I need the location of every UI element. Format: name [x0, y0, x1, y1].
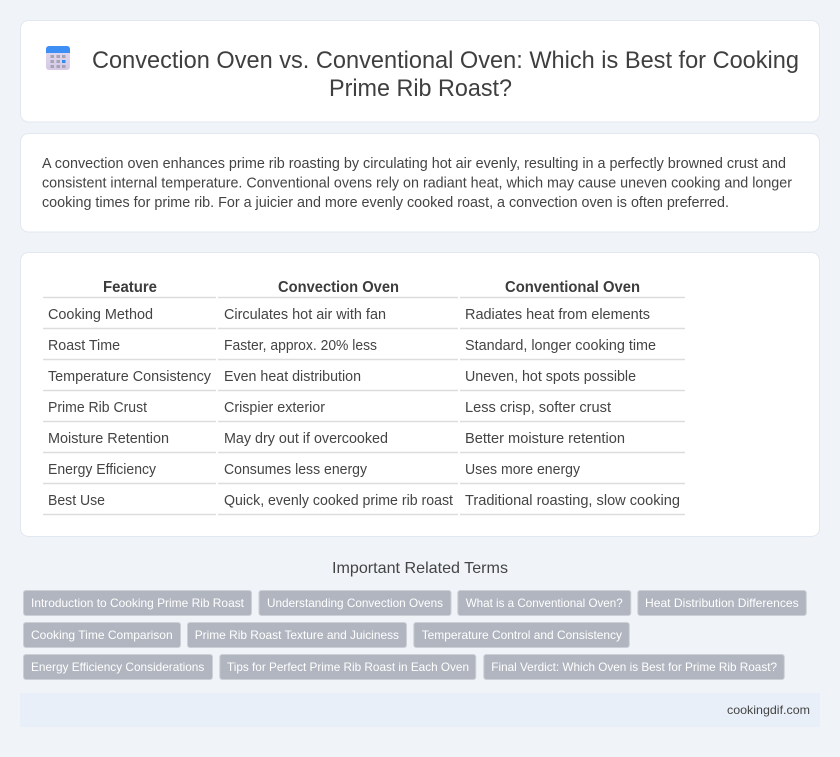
icon: calendar grid: [46, 46, 70, 70]
table row: prime rib crust: Prime Rib Crust: [48, 400, 147, 416]
table header: Convection Oven: [278, 279, 399, 296]
tag list: [24, 590, 806, 680]
tag: Tips for Perfect Prime Rib Roast in Each Oven: [227, 660, 469, 674]
table row: moisture retention: [48, 431, 625, 447]
panel: header: [20, 20, 820, 122]
text block: summary paragraph: [42, 156, 792, 211]
table row: energy efficiency: Consumes less energy: [224, 462, 368, 478]
tag: Prime Rib Roast Texture and Juiciness: [195, 628, 399, 642]
tag: Energy Efficiency Considerations: [31, 660, 204, 674]
table row: moisture retention: Better moisture retention: [465, 431, 625, 447]
table row: cooking method: Cooking Method: [48, 307, 153, 323]
tag: [484, 654, 784, 680]
panel: introduction text: [20, 134, 820, 232]
tag: Introduction to Cooking Prime Rib Roast: [31, 596, 245, 610]
table row: roast time: Faster, approx. 20% less: [224, 338, 377, 354]
table row: energy efficiency: [48, 462, 581, 478]
table row: temperature consistency: Uneven, hot spots possible: [465, 369, 636, 385]
title: [92, 47, 799, 102]
table header: [103, 279, 640, 296]
tag: [24, 622, 180, 648]
tag: [220, 654, 476, 680]
table header: Feature: [103, 279, 157, 296]
table row: temperature consistency: [48, 369, 636, 385]
table row: energy efficiency: Energy Efficiency: [48, 462, 157, 478]
table header: Conventional Oven: [505, 279, 640, 296]
footer: site name: cookingdif.com: [727, 703, 810, 717]
table row: roast time: Roast Time: [48, 338, 120, 354]
table row: cooking method: Radiates heat from elements: [465, 307, 650, 323]
table row: prime rib crust: Less crisp, softer crust: [465, 400, 611, 416]
tag: [638, 590, 806, 616]
table row: cooking method: [48, 307, 650, 323]
footer: [20, 693, 820, 727]
table row: roast time: [48, 338, 656, 354]
tag: Final Verdict: Which Oven is Best for Prime Rib Roast?: [491, 660, 777, 674]
table row: prime rib crust: Crispier exterior: [224, 400, 325, 416]
tag: Temperature Control and Consistency: [422, 628, 622, 642]
table row: best use: Traditional roasting, slow cooking: [465, 493, 680, 509]
table row: cooking method: Circulates hot air with fan: [224, 307, 386, 323]
table row: moisture retention: Moisture Retention: [48, 431, 169, 447]
text block: summary paragraph: consistent internal temperature. Conventional ovens rely on radiant heat, which may cause uneven cooking and longer: [42, 176, 792, 192]
table row: best use: Best Use: [48, 493, 105, 509]
tag: [458, 590, 631, 616]
tag: Cooking Time Comparison: [31, 628, 173, 642]
tag: Understanding Convection Ovens: [267, 596, 443, 610]
table row: energy efficiency: Uses more energy: [465, 462, 581, 478]
table row: temperature consistency: Even heat distribution: [224, 369, 361, 385]
tag: [24, 590, 252, 616]
text block: summary paragraph: A convection oven enhances prime rib roasting by circulating hot air evenly, resulting in a perfectly browned crust and: [42, 156, 786, 172]
tag: [188, 622, 406, 648]
tag: [24, 654, 212, 680]
table row: moisture retention: May dry out if overcooked: [224, 431, 388, 447]
panel: comparison table: [20, 252, 820, 536]
title: Convection Oven vs. Conventional Oven: Which is Best for Cooking: [92, 47, 799, 74]
table row: temperature consistency: Temperature Consistency: [48, 369, 212, 385]
table row: best use: Quick, evenly cooked prime rib roast: [224, 493, 453, 509]
tag: What is a Conventional Oven?: [466, 596, 623, 610]
heading: important related terms: Important Related Terms: [332, 560, 508, 577]
tag: [414, 622, 629, 648]
text block: summary paragraph: cooking times for prime rib. For a juicier and more evenly cooked roast, a convection oven is often preferred.: [42, 195, 729, 211]
table row: prime rib crust: [48, 400, 611, 416]
table row: roast time: Standard, longer cooking time: [465, 338, 656, 354]
tag: Heat Distribution Differences: [645, 596, 799, 610]
tag: [259, 590, 451, 616]
title: Prime Rib Roast?: [329, 75, 512, 102]
table row: best use: [48, 493, 680, 509]
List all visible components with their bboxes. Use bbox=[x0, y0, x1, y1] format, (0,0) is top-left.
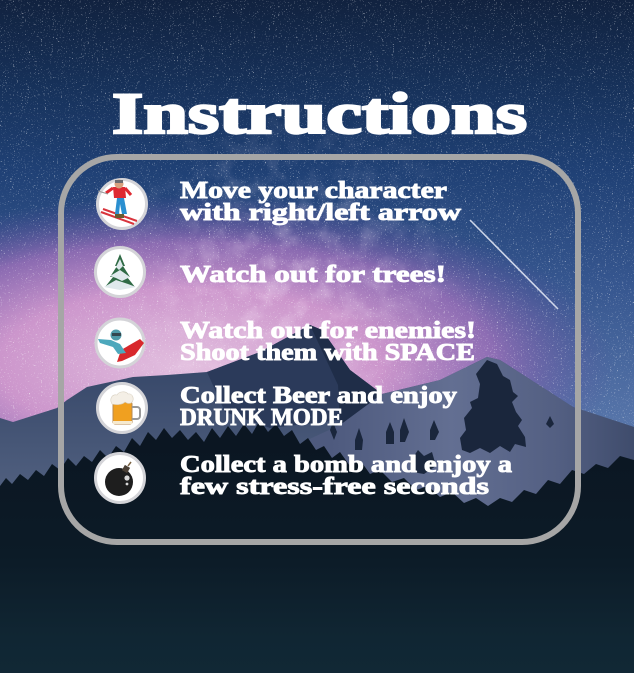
background: mountains bbox=[0, 325, 634, 520]
text: watch out for trees: Watch out for trees! bbox=[180, 262, 446, 288]
text: collect a bomb: Collect a bomb and enjoy a bbox=[180, 452, 512, 478]
shooting star bbox=[470, 220, 558, 309]
icon: skier bbox=[98, 180, 146, 228]
icon: snowy tree bbox=[96, 248, 144, 296]
text: watch out for enemies: Shoot them with SPACE bbox=[180, 340, 475, 366]
text: collect beer: Collect Beer and enjoy bbox=[180, 383, 457, 409]
text: collect beer: DRUNK MODE bbox=[180, 405, 343, 431]
background: pine forest bbox=[0, 420, 634, 673]
text: collect a bomb: few stress-free seconds bbox=[180, 474, 489, 500]
text: move your character: with right/left arrow bbox=[180, 200, 462, 226]
icon: snowboarder enemy bbox=[96, 319, 144, 367]
title: Instructions bbox=[112, 81, 527, 146]
icon: bomb bbox=[96, 454, 144, 502]
text: watch out for enemies: Watch out for enemies! bbox=[180, 318, 476, 344]
background: night sky bbox=[0, 0, 634, 427]
icon: beer mug bbox=[98, 384, 146, 432]
panel: instructions frame bbox=[61, 157, 578, 542]
text: move your character: Move your character bbox=[180, 178, 447, 204]
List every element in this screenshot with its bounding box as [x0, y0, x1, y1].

◆ What is asked:
Write out word for word the lines of the records from the line with "background: mountains bbox=[0, 325, 634, 520]" to the line with "text: move your character: Move", including both of those lines.

◆ Response below:
background: mountains bbox=[0, 325, 634, 520]
text: watch out for trees: Watch out for trees! bbox=[180, 262, 446, 288]
text: collect a bomb: Collect a bomb and enjoy a bbox=[180, 452, 512, 478]
shooting star bbox=[470, 220, 558, 309]
icon: skier bbox=[98, 180, 146, 228]
icon: snowy tree bbox=[96, 248, 144, 296]
text: watch out for enemies: Shoot them with SPACE bbox=[180, 340, 475, 366]
text: collect beer: Collect Beer and enjoy bbox=[180, 383, 457, 409]
text: collect beer: DRUNK MODE bbox=[180, 405, 343, 431]
background: pine forest bbox=[0, 420, 634, 673]
text: collect a bomb: few stress-free seconds bbox=[180, 474, 489, 500]
text: move your character: with right/left arrow bbox=[180, 200, 462, 226]
icon: snowboarder enemy bbox=[96, 319, 144, 367]
title: Instructions bbox=[112, 81, 527, 146]
icon: bomb bbox=[96, 454, 144, 502]
text: watch out for enemies: Watch out for enemies! bbox=[180, 318, 476, 344]
background: night sky bbox=[0, 0, 634, 427]
icon: beer mug bbox=[98, 384, 146, 432]
panel: instructions frame bbox=[61, 157, 578, 542]
text: move your character: Move your character bbox=[180, 178, 447, 204]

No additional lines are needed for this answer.